» **EXERCISE AIM**
Your task is to copy the listing exactly. Drop any pictures from the copy.

» **EXTRACTED RECORDS**
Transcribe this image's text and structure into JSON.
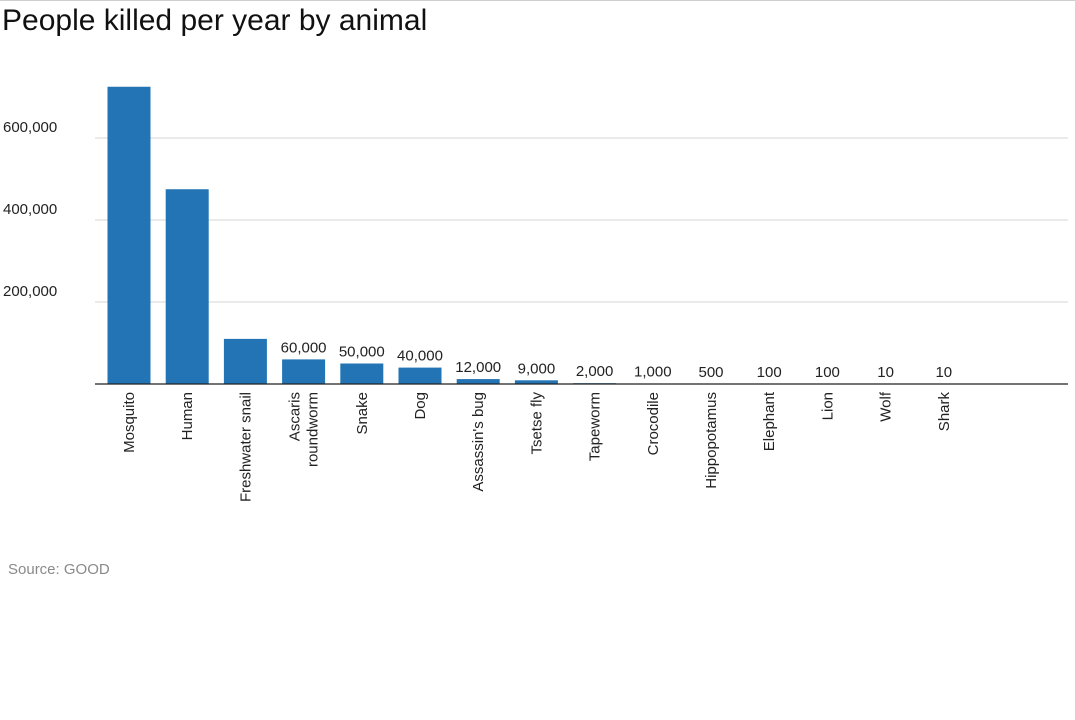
{
  "chart_data": {
    "type": "bar",
    "title": "People killed per year by animal",
    "categories": [
      "Mosquito",
      "Human",
      "Freshwater snail",
      "Ascaris roundworm",
      "Snake",
      "Dog",
      "Assassin's bug",
      "Tsetse fly",
      "Tapeworm",
      "Crocodile",
      "Hippopotamus",
      "Elephant",
      "Lion",
      "Wolf",
      "Shark"
    ],
    "category_lines": [
      [
        "Mosquito"
      ],
      [
        "Human"
      ],
      [
        "Freshwater snail"
      ],
      [
        "Ascaris",
        "roundworm"
      ],
      [
        "Snake"
      ],
      [
        "Dog"
      ],
      [
        "Assassin's bug"
      ],
      [
        "Tsetse fly"
      ],
      [
        "Tapeworm"
      ],
      [
        "Crocodile"
      ],
      [
        "Hippopotamus"
      ],
      [
        "Elephant"
      ],
      [
        "Lion"
      ],
      [
        "Wolf"
      ],
      [
        "Shark"
      ]
    ],
    "values": [
      725000,
      475000,
      110000,
      60000,
      50000,
      40000,
      12000,
      9000,
      2000,
      1000,
      500,
      100,
      100,
      10,
      10
    ],
    "data_labels": [
      "",
      "",
      "",
      "60,000",
      "50,000",
      "40,000",
      "12,000",
      "9,000",
      "2,000",
      "1,000",
      "500",
      "100",
      "100",
      "10",
      "10"
    ],
    "y_ticks": [
      200000,
      400000,
      600000
    ],
    "y_tick_labels": [
      "200,000",
      "400,000",
      "600,000"
    ],
    "ylim": [
      0,
      800000
    ],
    "grid": true,
    "legend": "none",
    "bar_color": "#2274b5",
    "source": "Source: GOOD"
  }
}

» **RIGHT ANSWER**
Transcribe this image's text and structure into JSON.
{
  "chart_data": {
    "type": "bar",
    "title": "People killed per year by animal",
    "categories": [
      "Mosquito",
      "Human",
      "Freshwater snail",
      "Ascaris roundworm",
      "Snake",
      "Dog",
      "Assassin's bug",
      "Tsetse fly",
      "Tapeworm",
      "Crocodile",
      "Hippopotamus",
      "Elephant",
      "Lion",
      "Wolf",
      "Shark"
    ],
    "category_lines": [
      [
        "Mosquito"
      ],
      [
        "Human"
      ],
      [
        "Freshwater snail"
      ],
      [
        "Ascaris",
        "roundworm"
      ],
      [
        "Snake"
      ],
      [
        "Dog"
      ],
      [
        "Assassin's bug"
      ],
      [
        "Tsetse fly"
      ],
      [
        "Tapeworm"
      ],
      [
        "Crocodile"
      ],
      [
        "Hippopotamus"
      ],
      [
        "Elephant"
      ],
      [
        "Lion"
      ],
      [
        "Wolf"
      ],
      [
        "Shark"
      ]
    ],
    "values": [
      725000,
      475000,
      110000,
      60000,
      50000,
      40000,
      12000,
      9000,
      2000,
      1000,
      500,
      100,
      100,
      10,
      10
    ],
    "data_labels": [
      "",
      "",
      "",
      "60,000",
      "50,000",
      "40,000",
      "12,000",
      "9,000",
      "2,000",
      "1,000",
      "500",
      "100",
      "100",
      "10",
      "10"
    ],
    "y_ticks": [
      200000,
      400000,
      600000
    ],
    "y_tick_labels": [
      "200,000",
      "400,000",
      "600,000"
    ],
    "ylim": [
      0,
      800000
    ],
    "grid": true,
    "legend": "none",
    "bar_color": "#2274b5",
    "source": "Source: GOOD"
  }
}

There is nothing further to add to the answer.